*What you will do*
Copy out every record precisely.

[Data extracted from a collection]
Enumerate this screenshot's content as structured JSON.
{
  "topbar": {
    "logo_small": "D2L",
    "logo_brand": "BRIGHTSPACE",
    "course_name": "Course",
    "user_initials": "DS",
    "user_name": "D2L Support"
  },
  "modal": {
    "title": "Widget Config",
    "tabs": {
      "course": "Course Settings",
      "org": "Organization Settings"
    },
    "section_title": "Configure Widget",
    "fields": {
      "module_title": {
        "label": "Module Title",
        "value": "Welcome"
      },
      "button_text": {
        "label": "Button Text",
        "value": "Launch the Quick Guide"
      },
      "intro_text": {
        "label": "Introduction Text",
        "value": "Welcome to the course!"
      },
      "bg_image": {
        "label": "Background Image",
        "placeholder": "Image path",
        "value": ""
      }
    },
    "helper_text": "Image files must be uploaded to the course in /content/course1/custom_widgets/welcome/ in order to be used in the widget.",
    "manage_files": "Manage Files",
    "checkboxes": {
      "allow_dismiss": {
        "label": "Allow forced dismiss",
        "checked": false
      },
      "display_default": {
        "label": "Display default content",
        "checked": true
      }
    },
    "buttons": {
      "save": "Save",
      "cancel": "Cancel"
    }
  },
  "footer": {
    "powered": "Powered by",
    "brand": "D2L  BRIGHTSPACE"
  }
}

*Completed exercise*
Enumerate this screenshot's content as structured JSON.
{
  "topbar": {
    "logo_small": "D2L",
    "logo_brand": "BRIGHTSPACE",
    "course_name": "Course",
    "user_initials": "DS",
    "user_name": "D2L Support"
  },
  "modal": {
    "title": "Widget Config",
    "tabs": {
      "course": "Course Settings",
      "org": "Organization Settings"
    },
    "section_title": "Configure Widget",
    "fields": {
      "module_title": {
        "label": "Module Title",
        "value": "Welcome"
      },
      "button_text": {
        "label": "Button Text",
        "value": "Launch the Quick Guide"
      },
      "intro_text": {
        "label": "Introduction Text",
        "value": "Welcome to the course!"
      },
      "bg_image": {
        "label": "Background Image",
        "placeholder": "Image path",
        "value": ""
      }
    },
    "helper_text": "Image files must be uploaded to the course in /content/course1/custom_widgets/welcome/ in order to be used in the widget.",
    "manage_files": "Manage Files",
    "checkboxes": {
      "allow_dismiss": {
        "label": "Allow forced dismiss",
        "checked": false
      },
      "display_default": {
        "label": "Display default content",
        "checked": true
      }
    },
    "buttons": {
      "save": "Save",
      "cancel": "Cancel"
    }
  },
  "footer": {
    "powered": "Powered by",
    "brand": "D2L  BRIGHTSPACE"
  }
}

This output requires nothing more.